**** Text provided ****

What's still keeping workers in the United States out of the office? Find out in this week's Monday Morning Musings.

What’s still keeping workers in the United States out of the office?

June19, 2023

Good morning! Yes, it is an official, lawful federal holiday, our newest — and, we think, a Minnesota government holiday, also = Juneteenth. If you are nevertheless working, you are probably in the majority. Read more about it: Juneteenth National Independence Day in the U.S. High heat might be good for baseball, but high and dry heat ain’t so good for agriculture… as the drought and high temperatures continue. (Can’t help it, my roots are in farming.) “Some people may be better than you think.”  (CBS News)

Getting a glimpse of the topography and rugged terrain of the expansive and unique ~312 acres Los Angeles Country Club (reportedly worth ~$7,000,000,000!) invites you to imagine that land before time, before all of it was leveled and paved over, that is.  Amazing!

  • Fifty years ago the United States work force included nearly sixty percent (60%) of older teens (ages 16-19) employed at part-time or full-time jobs.
    • Today, approximately thirty-seven percent (37%) of that demographic is employed.  (U.S. Department of Labor, 2023)

****

◆ Set exercise a: Repeat word for word every line of the entries, from the one containing "stat-row-inner: 6 Matches [140,106,480,136]" down to the final line of the entries.

**** Raw records ****

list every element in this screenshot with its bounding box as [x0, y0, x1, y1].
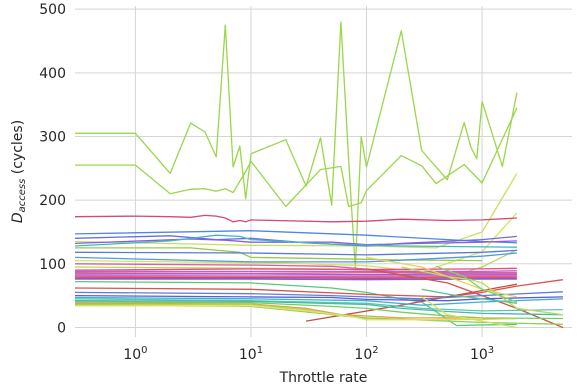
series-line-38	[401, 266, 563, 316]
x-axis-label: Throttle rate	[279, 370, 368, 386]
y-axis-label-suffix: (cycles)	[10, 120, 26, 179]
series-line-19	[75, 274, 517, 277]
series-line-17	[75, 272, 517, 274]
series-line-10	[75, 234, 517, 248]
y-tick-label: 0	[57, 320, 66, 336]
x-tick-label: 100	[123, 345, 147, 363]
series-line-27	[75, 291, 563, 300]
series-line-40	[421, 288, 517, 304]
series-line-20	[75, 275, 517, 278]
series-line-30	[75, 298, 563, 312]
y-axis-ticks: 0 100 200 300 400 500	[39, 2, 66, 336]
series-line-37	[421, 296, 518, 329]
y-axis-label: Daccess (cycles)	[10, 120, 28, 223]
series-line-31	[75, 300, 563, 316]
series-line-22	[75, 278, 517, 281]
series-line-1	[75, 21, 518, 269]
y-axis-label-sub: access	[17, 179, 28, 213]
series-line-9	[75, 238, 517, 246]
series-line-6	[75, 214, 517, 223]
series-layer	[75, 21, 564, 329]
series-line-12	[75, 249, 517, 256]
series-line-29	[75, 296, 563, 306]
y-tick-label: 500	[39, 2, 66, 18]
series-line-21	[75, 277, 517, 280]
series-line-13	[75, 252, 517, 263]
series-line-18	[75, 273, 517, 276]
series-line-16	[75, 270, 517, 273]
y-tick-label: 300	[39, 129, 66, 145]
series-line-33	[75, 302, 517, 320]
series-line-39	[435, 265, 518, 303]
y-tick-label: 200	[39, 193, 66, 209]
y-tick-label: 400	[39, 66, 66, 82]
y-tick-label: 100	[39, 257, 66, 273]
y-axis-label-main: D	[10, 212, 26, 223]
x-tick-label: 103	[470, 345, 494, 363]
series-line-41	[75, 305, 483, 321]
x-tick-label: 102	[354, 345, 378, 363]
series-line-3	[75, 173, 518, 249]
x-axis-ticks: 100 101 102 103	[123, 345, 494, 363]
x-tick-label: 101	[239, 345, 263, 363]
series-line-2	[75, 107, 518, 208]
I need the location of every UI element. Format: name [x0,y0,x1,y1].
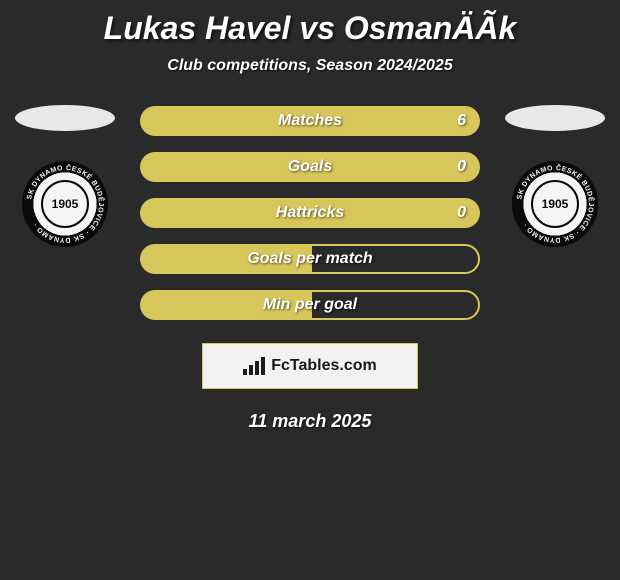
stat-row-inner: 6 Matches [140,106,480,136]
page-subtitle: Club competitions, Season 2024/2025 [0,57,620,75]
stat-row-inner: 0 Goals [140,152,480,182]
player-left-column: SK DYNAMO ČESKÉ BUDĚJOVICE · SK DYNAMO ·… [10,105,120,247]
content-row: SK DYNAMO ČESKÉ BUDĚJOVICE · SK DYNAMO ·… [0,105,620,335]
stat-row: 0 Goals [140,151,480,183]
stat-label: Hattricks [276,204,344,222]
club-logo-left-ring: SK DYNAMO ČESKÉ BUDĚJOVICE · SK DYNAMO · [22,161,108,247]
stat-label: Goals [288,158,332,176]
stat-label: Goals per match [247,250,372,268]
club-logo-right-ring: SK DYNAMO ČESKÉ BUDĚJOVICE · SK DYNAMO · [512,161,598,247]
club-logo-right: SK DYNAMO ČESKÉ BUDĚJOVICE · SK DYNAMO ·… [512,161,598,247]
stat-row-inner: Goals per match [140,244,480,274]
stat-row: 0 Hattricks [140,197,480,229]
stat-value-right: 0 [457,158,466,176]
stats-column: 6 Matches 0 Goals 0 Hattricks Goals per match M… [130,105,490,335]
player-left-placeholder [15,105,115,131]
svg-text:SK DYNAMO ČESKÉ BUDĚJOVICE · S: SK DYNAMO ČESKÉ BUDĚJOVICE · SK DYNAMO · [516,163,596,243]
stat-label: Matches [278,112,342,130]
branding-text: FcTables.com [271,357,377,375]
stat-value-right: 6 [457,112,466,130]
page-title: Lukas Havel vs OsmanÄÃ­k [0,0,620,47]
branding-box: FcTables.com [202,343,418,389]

****

◆ Set exercise b: Transcribe the Monday Morning Musings text from "What’s still keeping" down to "that is.  Amazing!", without changing a word.

◆ Exercise result a:
stat-row-inner: 6 Matches [140,106,480,136]
page-subtitle: Club competitions, Season 2024/2025 [0,57,620,75]
stat-row-inner: 0 Goals [140,152,480,182]
player-left-column: SK DYNAMO ČESKÉ BUDĚJOVICE · SK DYNAMO ·… [10,105,120,247]
content-row: SK DYNAMO ČESKÉ BUDĚJOVICE · SK DYNAMO ·… [0,105,620,335]
stat-row: 0 Goals [140,151,480,183]
stat-label: Hattricks [276,204,344,222]
club-logo-left-ring: SK DYNAMO ČESKÉ BUDĚJOVICE · SK DYNAMO · [22,161,108,247]
stat-label: Goals [288,158,332,176]
stat-label: Goals per match [247,250,372,268]
club-logo-right-ring: SK DYNAMO ČESKÉ BUDĚJOVICE · SK DYNAMO · [512,161,598,247]
club-logo-right: SK DYNAMO ČESKÉ BUDĚJOVICE · SK DYNAMO ·… [512,161,598,247]
stat-row-inner: Goals per match [140,244,480,274]
stat-row: 0 Hattricks [140,197,480,229]
stat-value-right: 0 [457,158,466,176]
stats-column: 6 Matches 0 Goals 0 Hattricks Goals per match M… [130,105,490,335]
player-left-placeholder [15,105,115,131]
svg-text:SK DYNAMO ČESKÉ BUDĚJOVICE · S: SK DYNAMO ČESKÉ BUDĚJOVICE · SK DYNAMO · [516,163,596,243]
stat-label: Matches [278,112,342,130]
branding-text: FcTables.com [271,357,377,375]
stat-value-right: 6 [457,112,466,130]
page-title: Lukas Havel vs OsmanÄÃ­k [0,0,620,47]
branding-box: FcTables.com [202,343,418,389]

◆ Exercise result b:
What’s still keeping workers in the United States out of the office?

June19, 2023

Good morning! Yes, it is an official, lawful federal holiday, our newest — and, we think, a Minnesota government holiday, also = Juneteenth. If you are nevertheless working, you are probably in the majority. Read more about it: Juneteenth National Independence Day in the U.S. High heat might be good for baseball, but high and dry heat ain’t so good for agriculture… as the drought and high temperatures continue. (Can’t help it, my roots are in farming.) “Some people may be better than you think.”  (CBS News)

Getting a glimpse of the topography and rugged terrain of the expansive and unique ~312 acres Los Angeles Country Club (reportedly worth ~$7,000,000,000!) invites you to imagine that land before time, before all of it was leveled and paved over, that is.  Amazing!